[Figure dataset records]
-- begin --

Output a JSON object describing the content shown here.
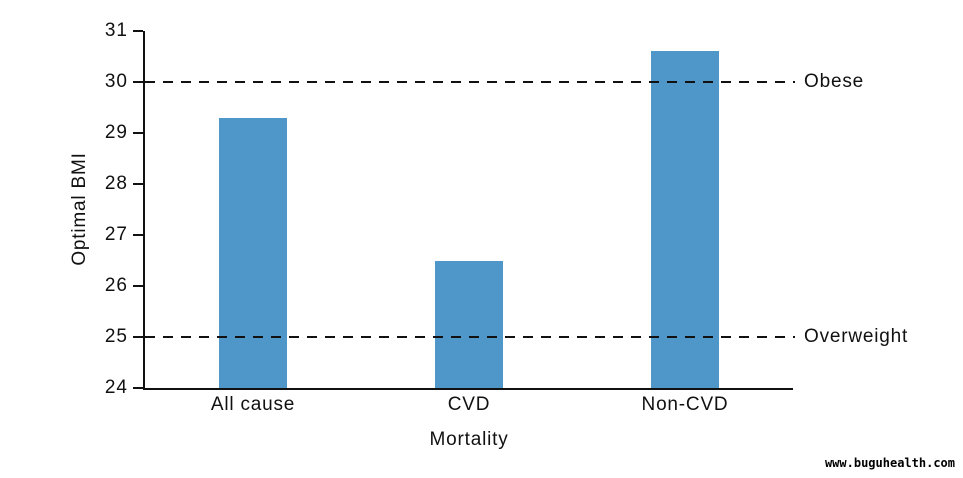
{
  "watermark": "www.buguhealth.com",
  "chart_data": {
    "type": "bar",
    "categories": [
      "All cause",
      "CVD",
      "Non-CVD"
    ],
    "values": [
      29.3,
      26.5,
      30.6
    ],
    "title": "",
    "xlabel": "Mortality",
    "ylabel": "Optimal BMI",
    "ylim": [
      24,
      31
    ],
    "yticks": [
      24,
      25,
      26,
      27,
      28,
      29,
      30,
      31
    ],
    "reference_lines": [
      {
        "value": 30,
        "label": "Obese"
      },
      {
        "value": 25,
        "label": "Overweight"
      }
    ],
    "bar_color": "#4f96c9",
    "axis_color": "#111111",
    "grid": false,
    "legend_position": "none"
  }
}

-- end --

**YOUR TASK**
Print the listing above in full, exactly as written. Omit any pictures.

**CORRECT RESPONSE**
Output a JSON object describing the content shown here.
{
  "watermark": "www.buguhealth.com",
  "chart_data": {
    "type": "bar",
    "categories": [
      "All cause",
      "CVD",
      "Non-CVD"
    ],
    "values": [
      29.3,
      26.5,
      30.6
    ],
    "title": "",
    "xlabel": "Mortality",
    "ylabel": "Optimal BMI",
    "ylim": [
      24,
      31
    ],
    "yticks": [
      24,
      25,
      26,
      27,
      28,
      29,
      30,
      31
    ],
    "reference_lines": [
      {
        "value": 30,
        "label": "Obese"
      },
      {
        "value": 25,
        "label": "Overweight"
      }
    ],
    "bar_color": "#4f96c9",
    "axis_color": "#111111",
    "grid": false,
    "legend_position": "none"
  }
}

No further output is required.